What you are asked to do: Copy all the material that follows, keeping every character the same.

Given data:
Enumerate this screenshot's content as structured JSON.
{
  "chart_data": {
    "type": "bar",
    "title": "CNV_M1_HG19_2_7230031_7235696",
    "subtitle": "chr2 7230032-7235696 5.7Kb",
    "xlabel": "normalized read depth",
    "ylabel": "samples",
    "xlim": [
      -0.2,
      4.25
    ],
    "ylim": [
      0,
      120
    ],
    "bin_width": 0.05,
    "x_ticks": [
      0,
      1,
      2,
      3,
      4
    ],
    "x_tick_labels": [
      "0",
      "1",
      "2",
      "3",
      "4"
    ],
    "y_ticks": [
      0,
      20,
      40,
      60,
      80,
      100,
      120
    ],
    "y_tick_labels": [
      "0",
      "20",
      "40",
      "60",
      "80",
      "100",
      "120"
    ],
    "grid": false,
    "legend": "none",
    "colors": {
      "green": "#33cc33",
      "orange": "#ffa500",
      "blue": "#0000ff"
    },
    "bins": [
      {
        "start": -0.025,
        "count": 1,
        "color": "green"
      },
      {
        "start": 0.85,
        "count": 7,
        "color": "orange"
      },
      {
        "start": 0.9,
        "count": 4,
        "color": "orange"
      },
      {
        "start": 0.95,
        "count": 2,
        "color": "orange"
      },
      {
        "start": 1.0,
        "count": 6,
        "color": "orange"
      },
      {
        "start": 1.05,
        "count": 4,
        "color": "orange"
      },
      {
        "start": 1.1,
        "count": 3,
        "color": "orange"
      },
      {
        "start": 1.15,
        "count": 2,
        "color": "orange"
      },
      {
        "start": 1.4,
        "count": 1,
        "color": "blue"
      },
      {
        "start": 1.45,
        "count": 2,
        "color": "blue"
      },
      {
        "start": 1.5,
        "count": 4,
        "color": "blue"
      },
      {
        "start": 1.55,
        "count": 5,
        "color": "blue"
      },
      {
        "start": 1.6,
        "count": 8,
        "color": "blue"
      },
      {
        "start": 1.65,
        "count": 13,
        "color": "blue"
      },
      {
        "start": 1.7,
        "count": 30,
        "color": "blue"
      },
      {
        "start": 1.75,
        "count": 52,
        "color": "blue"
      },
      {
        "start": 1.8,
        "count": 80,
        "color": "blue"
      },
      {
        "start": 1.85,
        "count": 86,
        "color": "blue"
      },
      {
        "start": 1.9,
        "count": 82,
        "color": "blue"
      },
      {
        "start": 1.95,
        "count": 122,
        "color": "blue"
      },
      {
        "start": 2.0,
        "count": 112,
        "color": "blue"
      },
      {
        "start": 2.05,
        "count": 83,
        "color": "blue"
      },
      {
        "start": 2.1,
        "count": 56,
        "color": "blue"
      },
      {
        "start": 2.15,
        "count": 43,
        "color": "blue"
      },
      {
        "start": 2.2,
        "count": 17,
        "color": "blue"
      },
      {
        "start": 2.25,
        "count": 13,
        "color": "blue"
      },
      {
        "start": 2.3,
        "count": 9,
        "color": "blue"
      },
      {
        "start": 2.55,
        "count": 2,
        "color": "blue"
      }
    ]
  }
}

Correct result:
Enumerate this screenshot's content as structured JSON.
{
  "chart_data": {
    "type": "bar",
    "title": "CNV_M1_HG19_2_7230031_7235696",
    "subtitle": "chr2 7230032-7235696 5.7Kb",
    "xlabel": "normalized read depth",
    "ylabel": "samples",
    "xlim": [
      -0.2,
      4.25
    ],
    "ylim": [
      0,
      120
    ],
    "bin_width": 0.05,
    "x_ticks": [
      0,
      1,
      2,
      3,
      4
    ],
    "x_tick_labels": [
      "0",
      "1",
      "2",
      "3",
      "4"
    ],
    "y_ticks": [
      0,
      20,
      40,
      60,
      80,
      100,
      120
    ],
    "y_tick_labels": [
      "0",
      "20",
      "40",
      "60",
      "80",
      "100",
      "120"
    ],
    "grid": false,
    "legend": "none",
    "colors": {
      "green": "#33cc33",
      "orange": "#ffa500",
      "blue": "#0000ff"
    },
    "bins": [
      {
        "start": -0.025,
        "count": 1,
        "color": "green"
      },
      {
        "start": 0.85,
        "count": 7,
        "color": "orange"
      },
      {
        "start": 0.9,
        "count": 4,
        "color": "orange"
      },
      {
        "start": 0.95,
        "count": 2,
        "color": "orange"
      },
      {
        "start": 1.0,
        "count": 6,
        "color": "orange"
      },
      {
        "start": 1.05,
        "count": 4,
        "color": "orange"
      },
      {
        "start": 1.1,
        "count": 3,
        "color": "orange"
      },
      {
        "start": 1.15,
        "count": 2,
        "color": "orange"
      },
      {
        "start": 1.4,
        "count": 1,
        "color": "blue"
      },
      {
        "start": 1.45,
        "count": 2,
        "color": "blue"
      },
      {
        "start": 1.5,
        "count": 4,
        "color": "blue"
      },
      {
        "start": 1.55,
        "count": 5,
        "color": "blue"
      },
      {
        "start": 1.6,
        "count": 8,
        "color": "blue"
      },
      {
        "start": 1.65,
        "count": 13,
        "color": "blue"
      },
      {
        "start": 1.7,
        "count": 30,
        "color": "blue"
      },
      {
        "start": 1.75,
        "count": 52,
        "color": "blue"
      },
      {
        "start": 1.8,
        "count": 80,
        "color": "blue"
      },
      {
        "start": 1.85,
        "count": 86,
        "color": "blue"
      },
      {
        "start": 1.9,
        "count": 82,
        "color": "blue"
      },
      {
        "start": 1.95,
        "count": 122,
        "color": "blue"
      },
      {
        "start": 2.0,
        "count": 112,
        "color": "blue"
      },
      {
        "start": 2.05,
        "count": 83,
        "color": "blue"
      },
      {
        "start": 2.1,
        "count": 56,
        "color": "blue"
      },
      {
        "start": 2.15,
        "count": 43,
        "color": "blue"
      },
      {
        "start": 2.2,
        "count": 17,
        "color": "blue"
      },
      {
        "start": 2.25,
        "count": 13,
        "color": "blue"
      },
      {
        "start": 2.3,
        "count": 9,
        "color": "blue"
      },
      {
        "start": 2.55,
        "count": 2,
        "color": "blue"
      }
    ]
  }
}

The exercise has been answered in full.